== EXERCISE AIM ==
Only the lines from the one with "What text is on this page?" through the final line should be given again, exactly as they appear, minus the pictures.

* * * *

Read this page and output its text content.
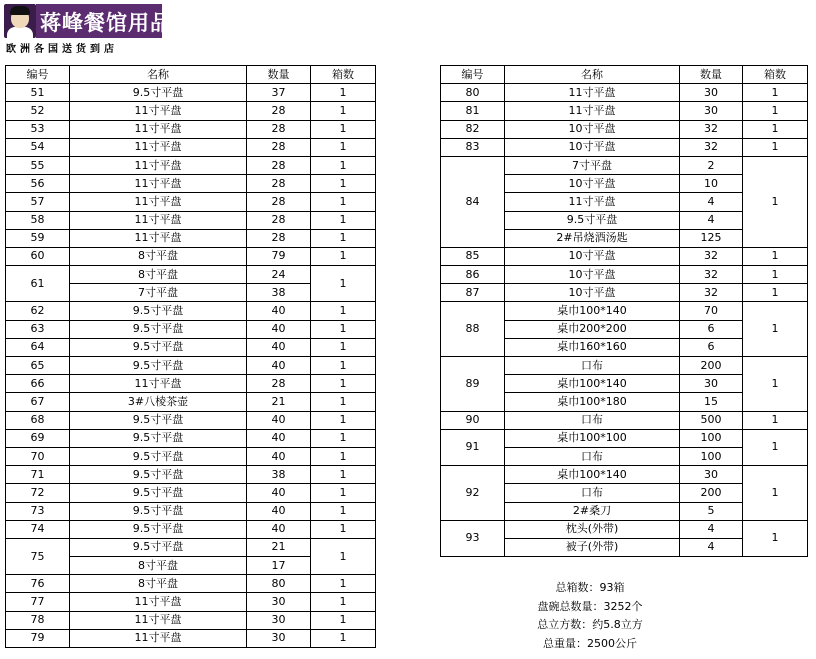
蒋峰餐馆用品
欧洲各国送货到店
编号	名称	数量	箱数
51	9.5寸平盘	37	1
52	11寸平盘	28	1
53	11寸平盘	28	1
54	11寸平盘	28	1
55	11寸平盘	28	1
56	11寸平盘	28	1
57	11寸平盘	28	1
58	11寸平盘	28	1
59	11寸平盘	28	1
60	8寸平盘	79	1
61	8寸平盘	24	1
	7寸平盘	38	
62	9.5寸平盘	40	1
63	9.5寸平盘	40	1
64	9.5寸平盘	40	1
65	9.5寸平盘	40	1
66	11寸平盘	28	1
67	3#八棱茶壶	21	1
68	9.5寸平盘	40	1
69	9.5寸平盘	40	1
70	9.5寸平盘	40	1
71	9.5寸平盘	38	1
72	9.5寸平盘	40	1
73	9.5寸平盘	40	1
74	9.5寸平盘	40	1
75	9.5寸平盘	21	1
	8寸平盘	17	
76	8寸平盘	80	1
77	11寸平盘	30	1
78	11寸平盘	30	1
79	11寸平盘	30	1
编号	名称	数量	箱数
80	11寸平盘	30	1
81	11寸平盘	30	1
82	10寸平盘	32	1
83	10寸平盘	32	1
84	7寸平盘	2	1
	10寸平盘	10	
	11寸平盘	4	
	9.5寸平盘	4	
	2#吊烧酒汤匙	125	
85	10寸平盘	32	1
86	10寸平盘	32	1
87	10寸平盘	32	1
88	桌巾100*140	70	1
	桌巾200*200	6	
	桌巾160*160	6	
89	口布	200	1
	桌巾100*140	30	
	桌巾100*180	15	
90	口布	500	1
91	桌巾100*100	100	1
	口布	100	
92	桌巾100*140	30	1
	口布	200	
	2#桑刀	5	
93	枕头(外带)	4	1
	被子(外带)	4	
总箱数：93箱
盘碗总数量：3252个
总立方数：约5.8立方
总重量：2500公斤
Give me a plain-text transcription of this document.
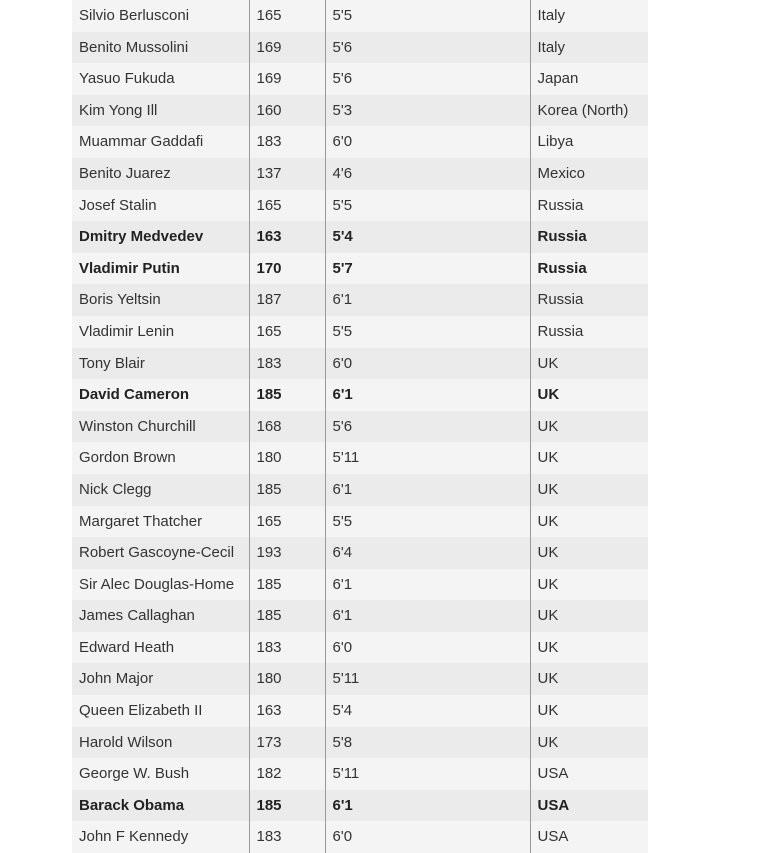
Silvio Berlusconi	165	5'5	Italy
Benito Mussolini	169	5'6	Italy
Yasuo Fukuda	169	5'6	Japan
Kim Yong Ill	160	5'3	Korea (North)
Muammar Gaddafi	183	6'0	Libya
Benito Juarez	137	4'6	Mexico
Josef Stalin	165	5'5	Russia
Dmitry Medvedev	163	5'4	Russia
Vladimir Putin	170	5'7	Russia
Boris Yeltsin	187	6'1	Russia
Vladimir Lenin	165	5'5	Russia
Tony Blair	183	6'0	UK
David Cameron	185	6'1	UK
Winston Churchill	168	5'6	UK
Gordon Brown	180	5'11	UK
Nick Clegg	185	6'1	UK
Margaret Thatcher	165	5'5	UK
Robert Gascoyne-Cecil	193	6'4	UK
Sir Alec Douglas-Home	185	6'1	UK
James Callaghan	185	6'1	UK
Edward Heath	183	6'0	UK
John Major	180	5'11	UK
Queen Elizabeth II	163	5'4	UK
Harold Wilson	173	5'8	UK
George W. Bush	182	5'11	USA
Barack Obama	185	6'1	USA
John F Kennedy	183	6'0	USA
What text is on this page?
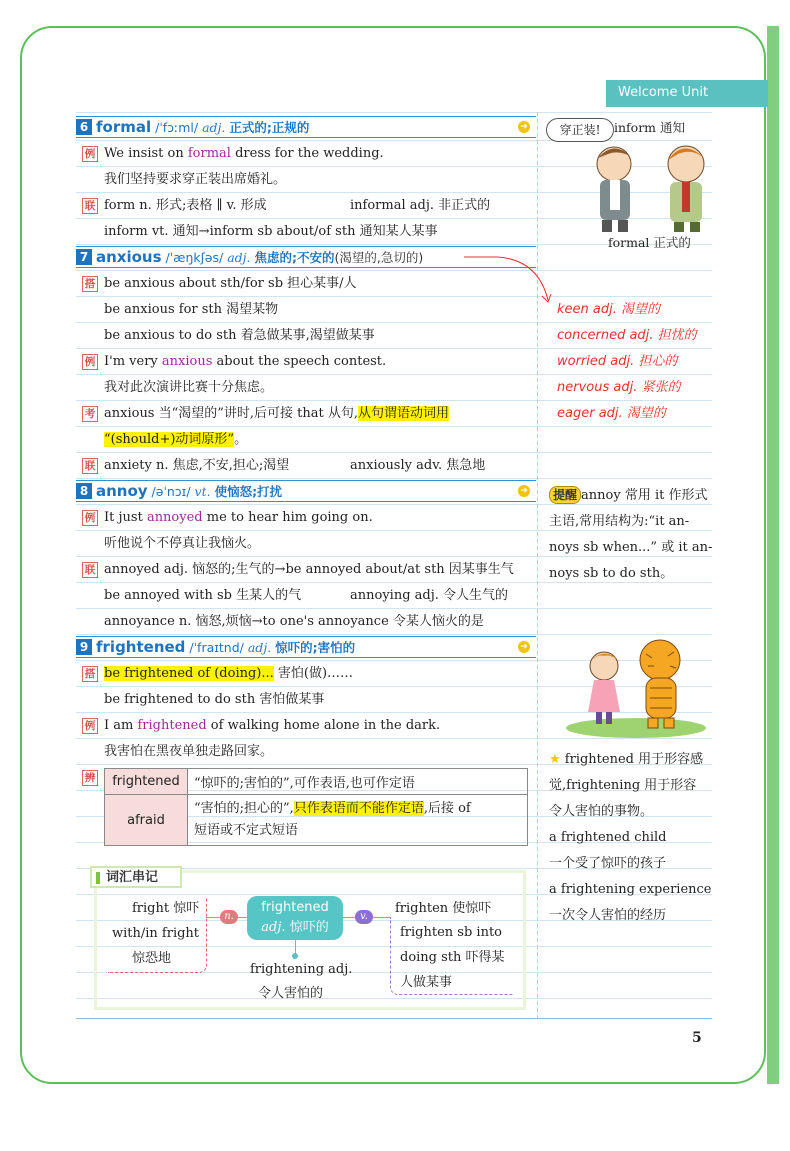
Welcome Unit
6 formal /ˈfɔːml/ adj. 正式的;正规的	➜
例 We insist on formal dress for the wedding.
我们坚持要求穿正装出席婚礼。
联 form n. 形式;表格 ∥ v. 形成	informal adj. 非正式的
inform vt. 通知→inform sb about/of sth 通知某人某事
7 anxious /ˈæŋkʃəs/ adj. 焦虑的;不安的(渴望的,急切的)
搭 be anxious about sth/for sb 担心某事/人
be anxious for sth 渴望某物
be anxious to do sth 着急做某事,渴望做某事
例 I'm very anxious about the speech contest.
我对此次演讲比赛十分焦虑。
考 anxious 当“渴望的”讲时,后可接 that 从句,从句谓语动词用
“(should+)动词原形”。
联 anxiety n. 焦虑,不安,担心;渴望	anxiously adv. 焦急地
8 annoy /əˈnɔɪ/ vt. 使恼怒;打扰	➜
例 It just annoyed me to hear him going on.
听他说个不停真让我恼火。
联 annoyed adj. 恼怒的;生气的→be annoyed about/at sth 因某事生气
be annoyed with sb 生某人的气	annoying adj. 令人生气的
annoyance n. 恼怒,烦恼→to one's annoyance 令某人恼火的是
9 frightened /ˈfraɪtnd/ adj. 惊吓的;害怕的	➜
搭 be frightened of (doing)... 害怕(做)……
be frightened to do sth 害怕做某事
例 I am frightened of walking home alone in the dark.
我害怕在黑夜单独走路回家。
辨 frightened	“惊吓的;害怕的”,可作表语,也可作定语
afraid	“害怕的;担心的”,只作表语而不能作定语,后接 of
短语或不定式短语
词汇串记
fright 惊吓
with/in fright
惊恐地
n.
frightened
adj. 惊吓的
v.
frightening adj.
令人害怕的
frighten 使惊吓
frighten sb into
doing sth 吓得某
人做某事
穿正装!	inform 通知
formal 正式的
keen adj. 渴望的
concerned adj. 担忧的
worried adj. 担心的
nervous adj. 紧张的
eager adj. 渴望的
提醒 annoy 常用 it 作形式
主语,常用结构为:“it an-
noys sb when...” 或 it an-
noys sb to do sth。
★ frightened 用于形容感
觉,frightening 用于形容
令人害怕的事物。
a frightened child
一个受了惊吓的孩子
a frightening experience
一次令人害怕的经历
5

* * * *

== FINISHED EXERCISE ==
What text is on this page?
Welcome Unit
6 formal /ˈfɔːml/ adj. 正式的;正规的	➜
例 We insist on formal dress for the wedding.
我们坚持要求穿正装出席婚礼。
联 form n. 形式;表格 ∥ v. 形成	informal adj. 非正式的
inform vt. 通知→inform sb about/of sth 通知某人某事
7 anxious /ˈæŋkʃəs/ adj. 焦虑的;不安的(渴望的,急切的)
搭 be anxious about sth/for sb 担心某事/人
be anxious for sth 渴望某物
be anxious to do sth 着急做某事,渴望做某事
例 I'm very anxious about the speech contest.
我对此次演讲比赛十分焦虑。
考 anxious 当“渴望的”讲时,后可接 that 从句,从句谓语动词用
“(should+)动词原形”。
联 anxiety n. 焦虑,不安,担心;渴望	anxiously adv. 焦急地
8 annoy /əˈnɔɪ/ vt. 使恼怒;打扰	➜
例 It just annoyed me to hear him going on.
听他说个不停真让我恼火。
联 annoyed adj. 恼怒的;生气的→be annoyed about/at sth 因某事生气
be annoyed with sb 生某人的气	annoying adj. 令人生气的
annoyance n. 恼怒,烦恼→to one's annoyance 令某人恼火的是
9 frightened /ˈfraɪtnd/ adj. 惊吓的;害怕的	➜
搭 be frightened of (doing)... 害怕(做)……
be frightened to do sth 害怕做某事
例 I am frightened of walking home alone in the dark.
我害怕在黑夜单独走路回家。
辨 frightened	“惊吓的;害怕的”,可作表语,也可作定语
afraid	“害怕的;担心的”,只作表语而不能作定语,后接 of
短语或不定式短语
词汇串记
fright 惊吓
with/in fright
惊恐地
n.
frightened
adj. 惊吓的
v.
frightening adj.
令人害怕的
frighten 使惊吓
frighten sb into
doing sth 吓得某
人做某事
穿正装!	inform 通知
formal 正式的
keen adj. 渴望的
concerned adj. 担忧的
worried adj. 担心的
nervous adj. 紧张的
eager adj. 渴望的
提醒 annoy 常用 it 作形式
主语,常用结构为:“it an-
noys sb when...” 或 it an-
noys sb to do sth。
★ frightened 用于形容感
觉,frightening 用于形容
令人害怕的事物。
a frightened child
一个受了惊吓的孩子
a frightening experience
一次令人害怕的经历
5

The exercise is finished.